Aim:
Quote every line of the data below as it stands, omitting pictures.

(Excerpts from a figure dataset)
----

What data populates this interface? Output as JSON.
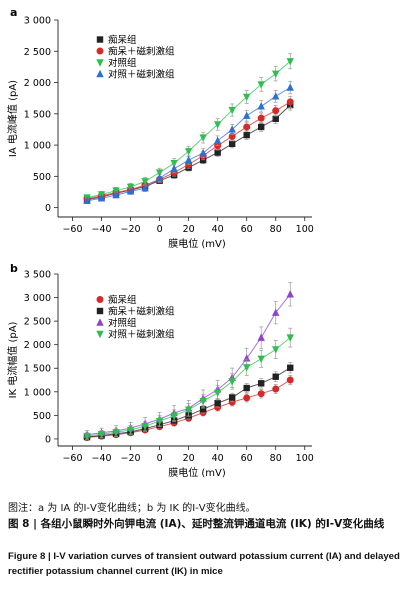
{
  "figure": {
    "note": "图注：a 为 IA 的Ⅰ-Ⅴ变化曲线；b 为 IK 的Ⅰ-Ⅴ变化曲线。",
    "caption_cn": "图 8  |  各组小鼠瞬时外向钾电流 (IA)、延时整流钾通道电流 (IK) 的Ⅰ-Ⅴ变化曲线",
    "caption_en": "Figure 8  |  I-V variation curves of transient outward potassium current (IA) and delayed rectifier potassium channel current (IK) in mice"
  },
  "chart_data": [
    {
      "panel": "a",
      "type": "line",
      "xlabel": "膜电位 (mV)",
      "ylabel": "IA 电流峰值 (pA)",
      "xlim": [
        -70,
        105
      ],
      "ylim": [
        -150,
        3000
      ],
      "xticks": [
        -60,
        -40,
        -20,
        0,
        20,
        40,
        60,
        80,
        100
      ],
      "yticks": [
        0,
        500,
        1000,
        1500,
        2000,
        2500,
        3000
      ],
      "x": [
        -50,
        -40,
        -30,
        -20,
        -10,
        0,
        10,
        20,
        30,
        40,
        50,
        60,
        70,
        80,
        90
      ],
      "legend_position": "top-left",
      "series": [
        {
          "name": "痴呆组",
          "color": "#222222",
          "marker": "square",
          "values": [
            130,
            170,
            230,
            280,
            340,
            430,
            520,
            640,
            760,
            880,
            1020,
            1160,
            1290,
            1420,
            1640
          ],
          "err": 80
        },
        {
          "name": "痴呆＋磁刺激组",
          "color": "#d42a2a",
          "marker": "circle",
          "values": [
            140,
            190,
            240,
            290,
            360,
            450,
            560,
            690,
            830,
            990,
            1140,
            1290,
            1430,
            1550,
            1690
          ],
          "err": 90
        },
        {
          "name": "对照组",
          "color": "#2fbf4f",
          "marker": "tri-down",
          "values": [
            160,
            210,
            270,
            330,
            420,
            560,
            710,
            900,
            1120,
            1330,
            1560,
            1770,
            1970,
            2140,
            2340
          ],
          "err": 120
        },
        {
          "name": "对照＋磁刺激组",
          "color": "#2d6fd6",
          "marker": "tri-up",
          "values": [
            110,
            150,
            200,
            260,
            310,
            470,
            620,
            760,
            870,
            1070,
            1250,
            1470,
            1620,
            1780,
            1920
          ],
          "err": 100
        }
      ]
    },
    {
      "panel": "b",
      "type": "line",
      "xlabel": "膜电位 (mV)",
      "ylabel": "IK 电流幅值 (pA)",
      "xlim": [
        -70,
        105
      ],
      "ylim": [
        -150,
        3500
      ],
      "xticks": [
        -60,
        -40,
        -20,
        0,
        20,
        40,
        60,
        80,
        100
      ],
      "yticks": [
        0,
        500,
        1000,
        1500,
        2000,
        2500,
        3000,
        3500
      ],
      "x": [
        -50,
        -40,
        -30,
        -20,
        -10,
        0,
        10,
        20,
        30,
        40,
        50,
        60,
        70,
        80,
        90
      ],
      "legend_position": "top-left",
      "series": [
        {
          "name": "痴呆组",
          "color": "#d42a2a",
          "marker": "circle",
          "values": [
            30,
            60,
            90,
            130,
            190,
            260,
            340,
            440,
            560,
            670,
            780,
            870,
            960,
            1060,
            1250
          ],
          "err": 100
        },
        {
          "name": "痴呆＋磁刺激组",
          "color": "#222222",
          "marker": "square",
          "values": [
            40,
            70,
            110,
            150,
            220,
            300,
            390,
            500,
            630,
            760,
            880,
            1080,
            1180,
            1320,
            1510
          ],
          "err": 110
        },
        {
          "name": "对照组",
          "color": "#8c44c9",
          "marker": "tri-up",
          "values": [
            90,
            130,
            170,
            230,
            320,
            420,
            550,
            650,
            860,
            1050,
            1300,
            1710,
            2150,
            2680,
            3070
          ],
          "err": 250
        },
        {
          "name": "对照＋磁刺激组",
          "color": "#2fbf4f",
          "marker": "tri-down",
          "values": [
            60,
            100,
            140,
            190,
            270,
            380,
            490,
            620,
            800,
            980,
            1220,
            1520,
            1700,
            1900,
            2150
          ],
          "err": 200
        }
      ]
    }
  ]
}
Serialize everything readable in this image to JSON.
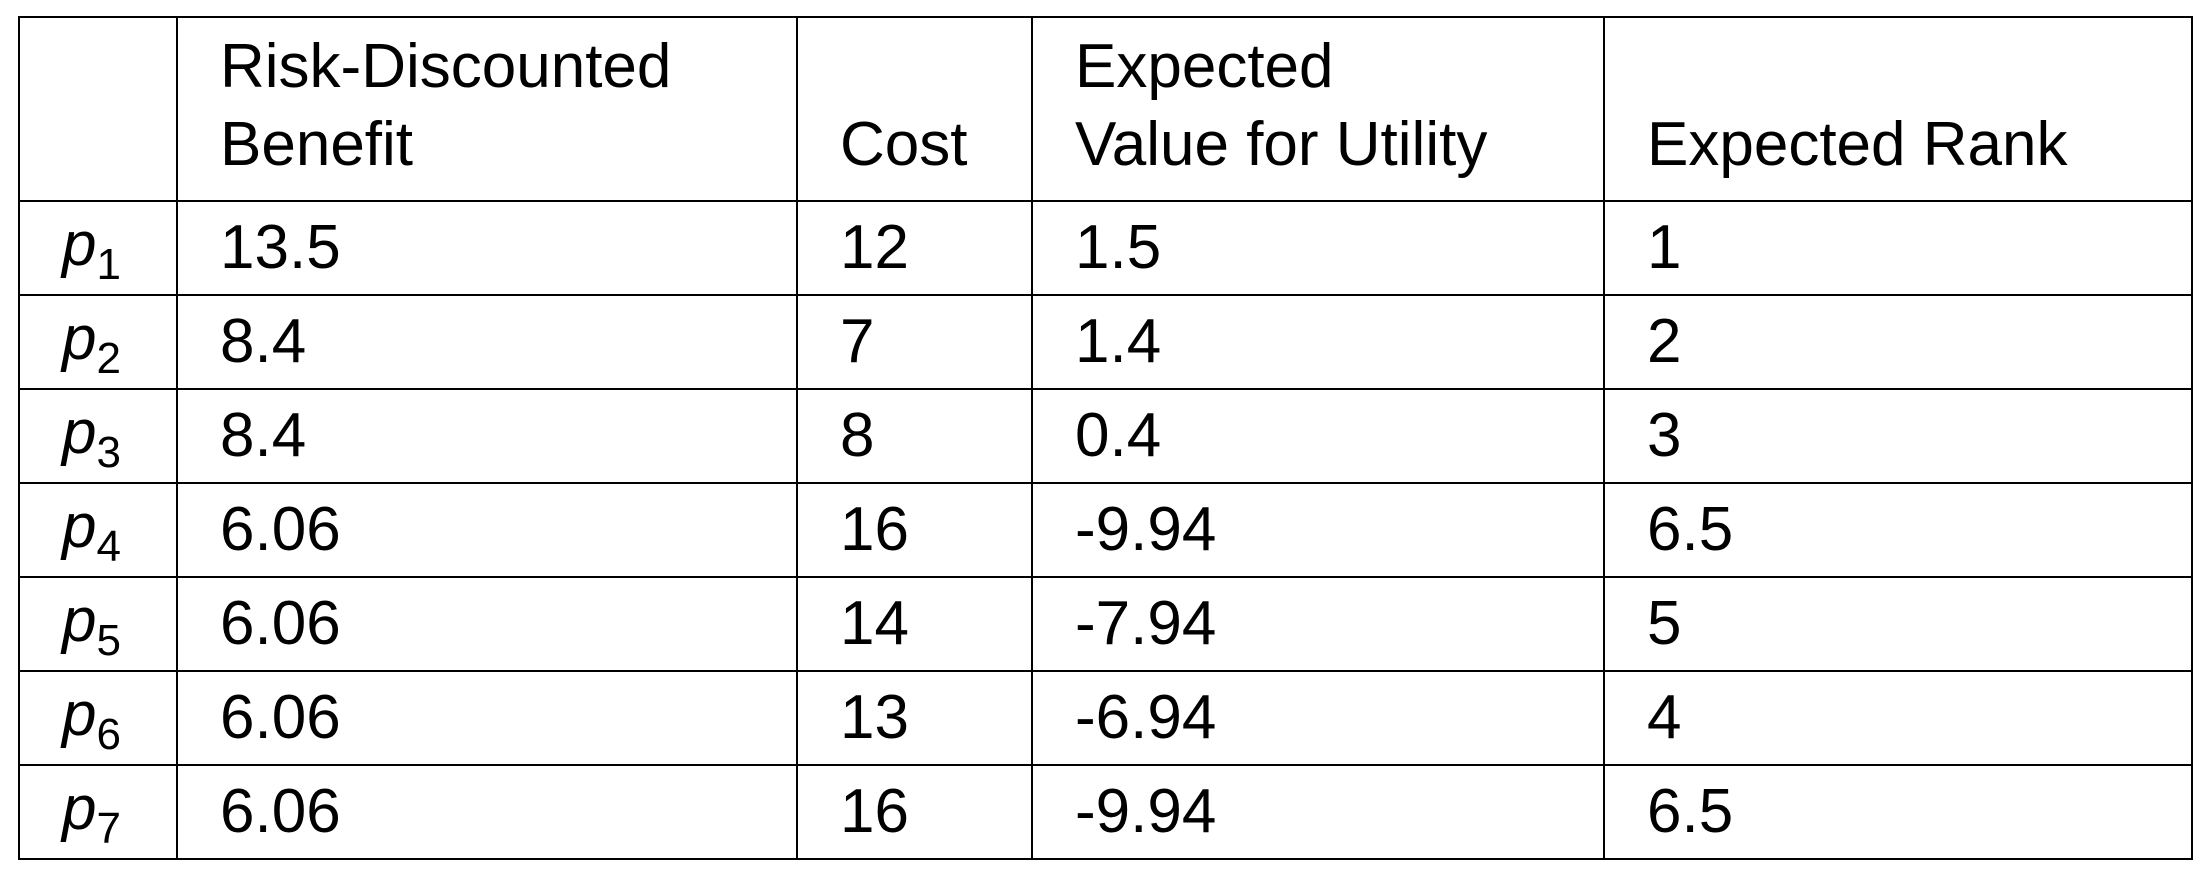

----

Written response:
What data populates this interface? Output as JSON.
{
  "figure": {
    "note": "图注：a 为 IA 的Ⅰ-Ⅴ变化曲线；b 为 IK 的Ⅰ-Ⅴ变化曲线。",
    "caption_cn": "图 8  |  各组小鼠瞬时外向钾电流 (IA)、延时整流钾通道电流 (IK) 的Ⅰ-Ⅴ变化曲线",
    "caption_en": "Figure 8  |  I-V variation curves of transient outward potassium current (IA) and delayed rectifier potassium channel current (IK) in mice"
  },
  "chart_data": [
    {
      "panel": "a",
      "type": "line",
      "xlabel": "膜电位 (mV)",
      "ylabel": "IA 电流峰值 (pA)",
      "xlim": [
        -70,
        105
      ],
      "ylim": [
        -150,
        3000
      ],
      "xticks": [
        -60,
        -40,
        -20,
        0,
        20,
        40,
        60,
        80,
        100
      ],
      "yticks": [
        0,
        500,
        1000,
        1500,
        2000,
        2500,
        3000
      ],
      "x": [
        -50,
        -40,
        -30,
        -20,
        -10,
        0,
        10,
        20,
        30,
        40,
        50,
        60,
        70,
        80,
        90
      ],
      "legend_position": "top-left",
      "series": [
        {
          "name": "痴呆组",
          "color": "#222222",
          "marker": "square",
          "values": [
            130,
            170,
            230,
            280,
            340,
            430,
            520,
            640,
            760,
            880,
            1020,
            1160,
            1290,
            1420,
            1640
          ],
          "err": 80
        },
        {
          "name": "痴呆＋磁刺激组",
          "color": "#d42a2a",
          "marker": "circle",
          "values": [
            140,
            190,
            240,
            290,
            360,
            450,
            560,
            690,
            830,
            990,
            1140,
            1290,
            1430,
            1550,
            1690
          ],
          "err": 90
        },
        {
          "name": "对照组",
          "color": "#2fbf4f",
          "marker": "tri-down",
          "values": [
            160,
            210,
            270,
            330,
            420,
            560,
            710,
            900,
            1120,
            1330,
            1560,
            1770,
            1970,
            2140,
            2340
          ],
          "err": 120
        },
        {
          "name": "对照＋磁刺激组",
          "color": "#2d6fd6",
          "marker": "tri-up",
          "values": [
            110,
            150,
            200,
            260,
            310,
            470,
            620,
            760,
            870,
            1070,
            1250,
            1470,
            1620,
            1780,
            1920
          ],
          "err": 100
        }
      ]
    },
    {
      "panel": "b",
      "type": "line",
      "xlabel": "膜电位 (mV)",
      "ylabel": "IK 电流幅值 (pA)",
      "xlim": [
        -70,
        105
      ],
      "ylim": [
        -150,
        3500
      ],
      "xticks": [
        -60,
        -40,
        -20,
        0,
        20,
        40,
        60,
        80,
        100
      ],
      "yticks": [
        0,
        500,
        1000,
        1500,
        2000,
        2500,
        3000,
        3500
      ],
      "x": [
        -50,
        -40,
        -30,
        -20,
        -10,
        0,
        10,
        20,
        30,
        40,
        50,
        60,
        70,
        80,
        90
      ],
      "legend_position": "top-left",
      "series": [
        {
          "name": "痴呆组",
          "color": "#d42a2a",
          "marker": "circle",
          "values": [
            30,
            60,
            90,
            130,
            190,
            260,
            340,
            440,
            560,
            670,
            780,
            870,
            960,
            1060,
            1250
          ],
          "err": 100
        },
        {
          "name": "痴呆＋磁刺激组",
          "color": "#222222",
          "marker": "square",
          "values": [
            40,
            70,
            110,
            150,
            220,
            300,
            390,
            500,
            630,
            760,
            880,
            1080,
            1180,
            1320,
            1510
          ],
          "err": 110
        },
        {
          "name": "对照组",
          "color": "#8c44c9",
          "marker": "tri-up",
          "values": [
            90,
            130,
            170,
            230,
            320,
            420,
            550,
            650,
            860,
            1050,
            1300,
            1710,
            2150,
            2680,
            3070
          ],
          "err": 250
        },
        {
          "name": "对照＋磁刺激组",
          "color": "#2fbf4f",
          "marker": "tri-down",
          "values": [
            60,
            100,
            140,
            190,
            270,
            380,
            490,
            620,
            800,
            980,
            1220,
            1520,
            1700,
            1900,
            2150
          ],
          "err": 200
        }
      ]
    }
  ]
}
Serialize everything readable in this image to JSON.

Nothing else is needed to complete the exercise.